____ Input rows
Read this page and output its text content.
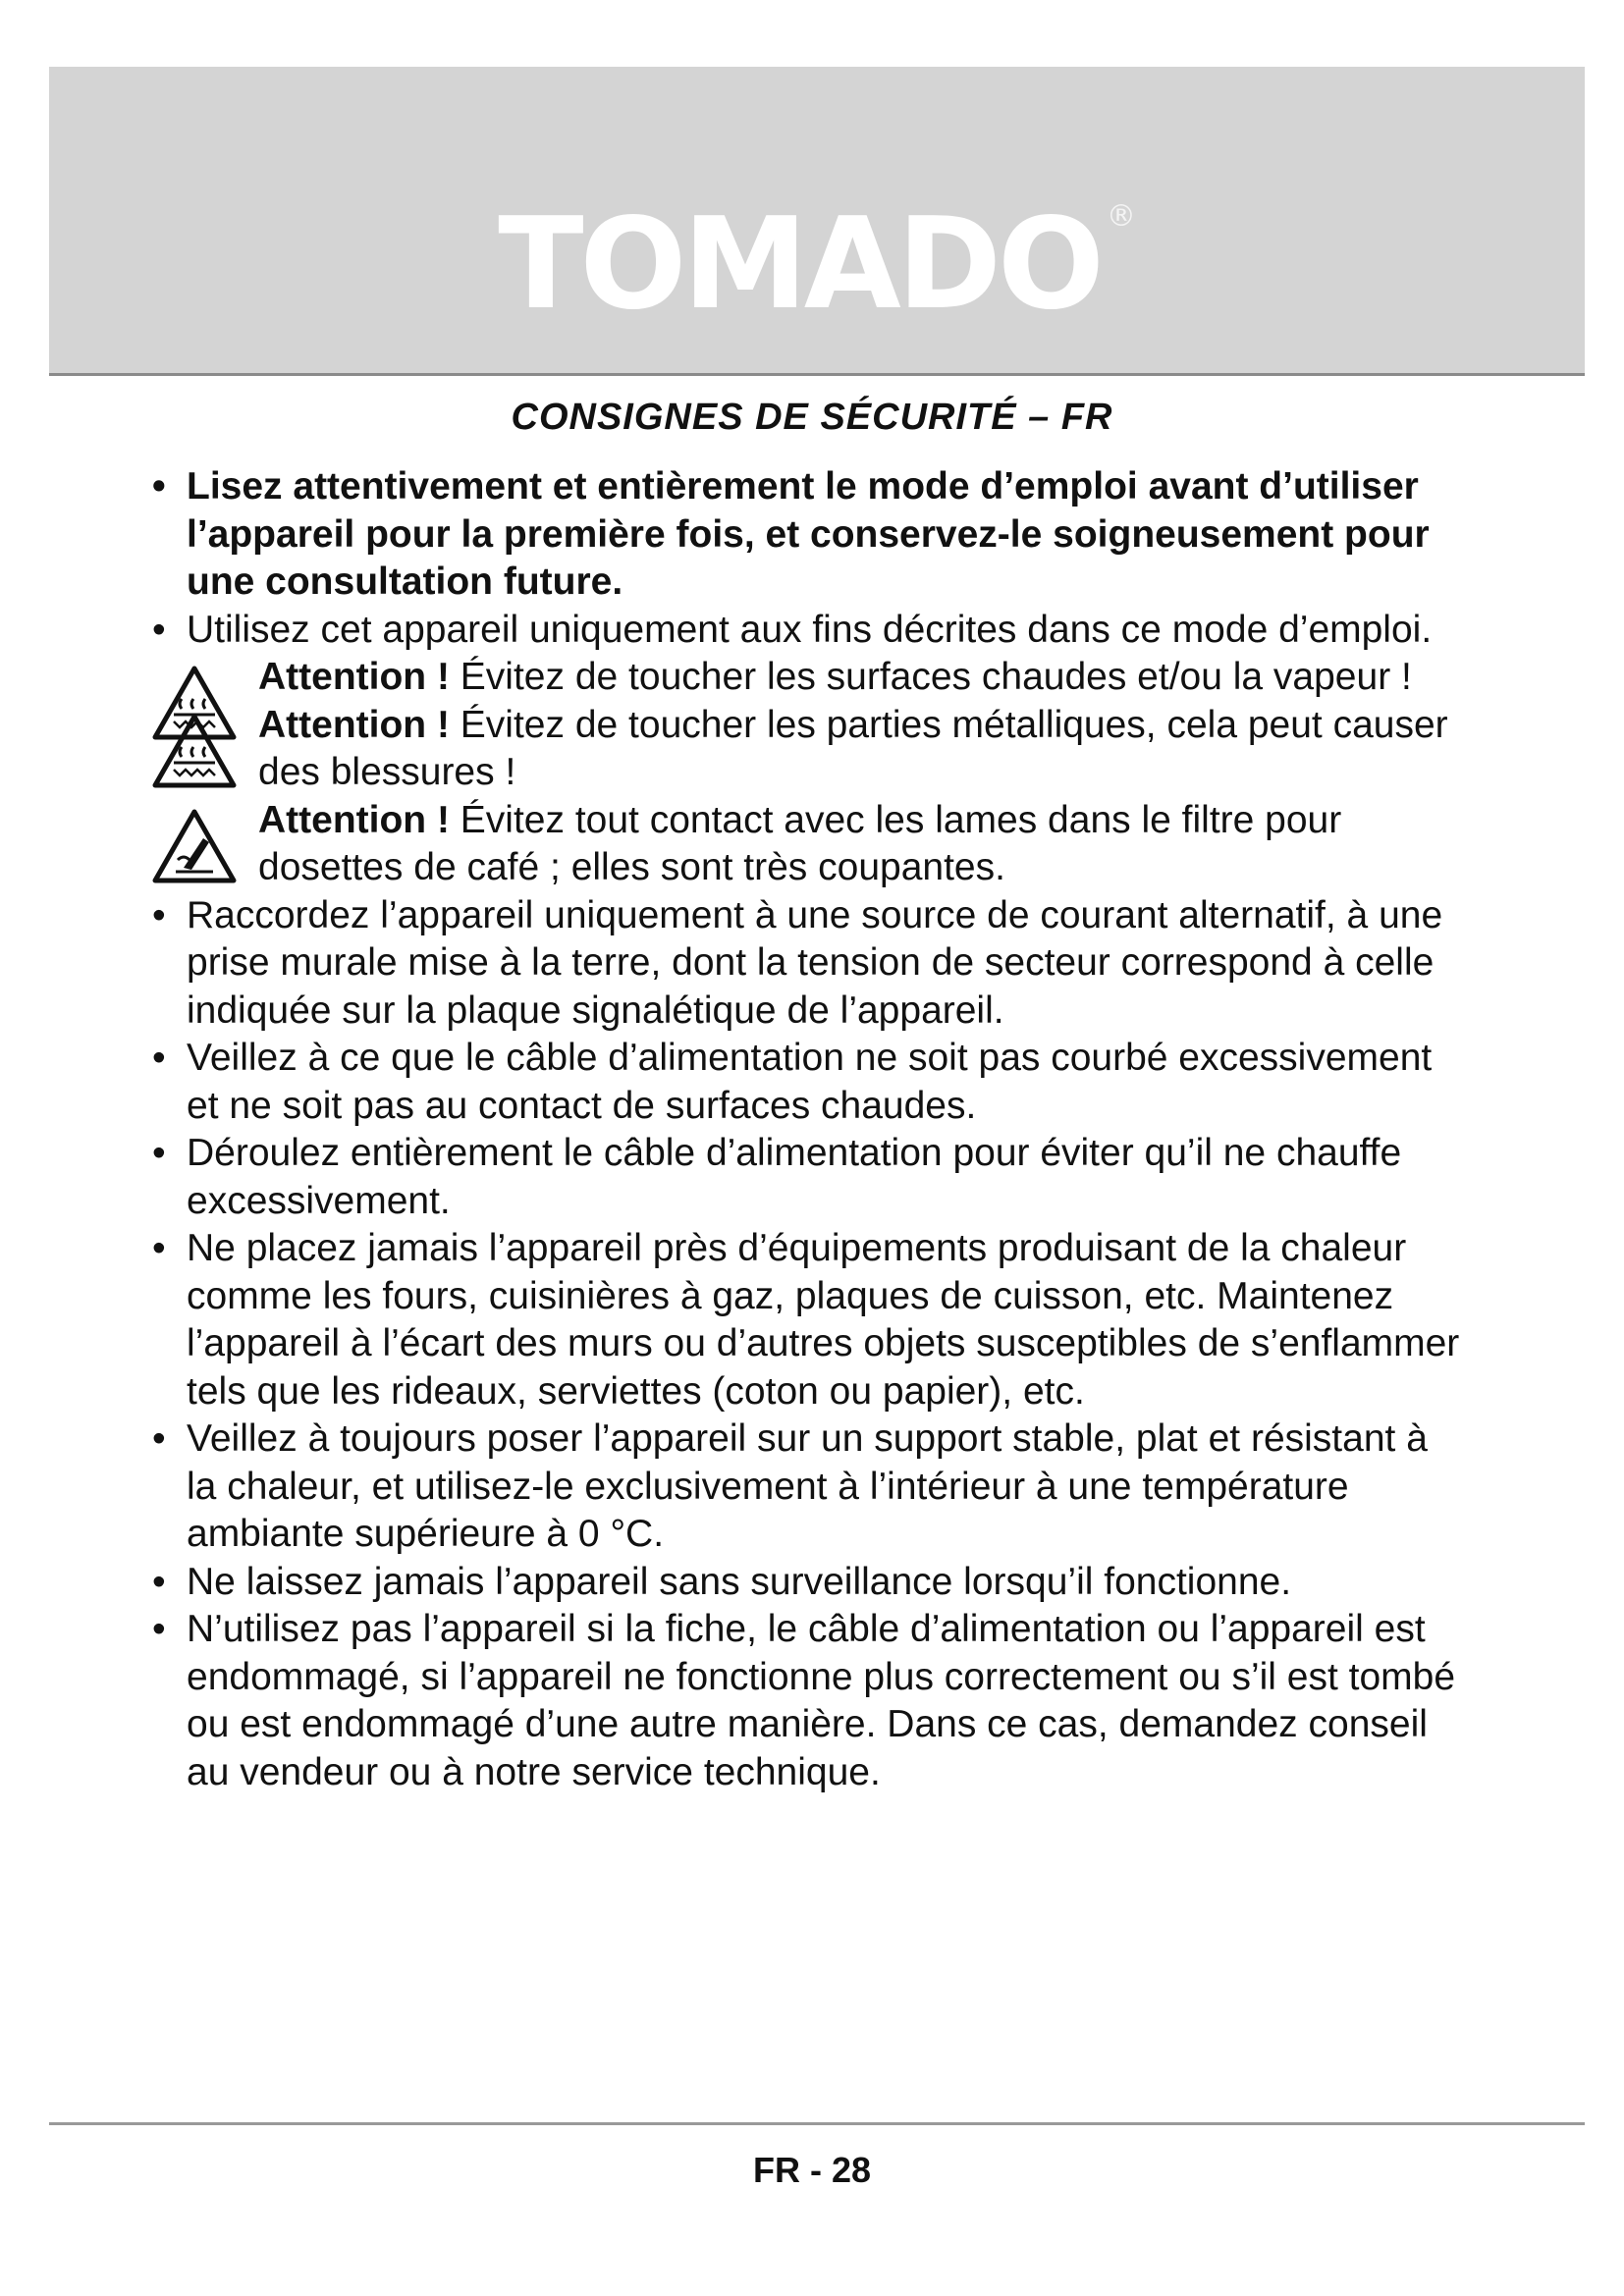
TOMADO ®
CONSIGNES DE SÉCURITÉ – FR

• Lisez attentivement et entièrement le mode d’emploi avant d’utiliser l’appareil pour la première fois, et conservez-le soigneusement pour une consultation future.

• Utilisez cet appareil uniquement aux fins décrites dans ce mode d’emploi.

Attention ! Évitez de toucher les surfaces chaudes et/ou la vapeur !
Attention ! Évitez de toucher les parties métalliques, cela peut causer des blessures !
Attention ! Évitez tout contact avec les lames dans le filtre pour dosettes de café ; elles sont très coupantes.

• Raccordez l’appareil uniquement à une source de courant alternatif, à une prise murale mise à la terre, dont la tension de secteur correspond à celle indiquée sur la plaque signalétique de l’appareil.

• Veillez à ce que le câble d’alimentation ne soit pas courbé excessivement et ne soit pas au contact de surfaces chaudes.

• Déroulez entièrement le câble d’alimentation pour éviter qu’il ne chauffe excessivement.

• Ne placez jamais l’appareil près d’équipements produisant de la chaleur comme les fours, cuisinières à gaz, plaques de cuisson, etc. Maintenez l’appareil à l’écart des murs ou d’autres objets susceptibles de s’enflammer tels que les rideaux, serviettes (coton ou papier), etc.

• Veillez à toujours poser l’appareil sur un support stable, plat et résistant à la chaleur, et utilisez-le exclusivement à l’intérieur à une température ambiante supérieure à 0 °C.

• Ne laissez jamais l’appareil sans surveillance lorsqu’il fonctionne.

• N’utilisez pas l’appareil si la fiche, le câble d’alimentation ou l’appareil est endommagé, si l’appareil ne fonctionne plus correctement ou s’il est tombé ou est endommagé d’une autre manière. Dans ce cas, demandez conseil au vendeur ou à notre service technique.

FR - 28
________
* [Problem statement]: From the listing, copy every line where the string "Veillez" appears.

* [Right answer]:
• Veillez à ce que le câble d’alimentation ne soit pas courbé excessivement et ne soit pas au contact de surfaces chaudes.
• Veillez à toujours poser l’appareil sur un support stable, plat et résistant à la chaleur, et utilisez-le exclusivement à l’intérieur à une température ambiante supérieure à 0 °C.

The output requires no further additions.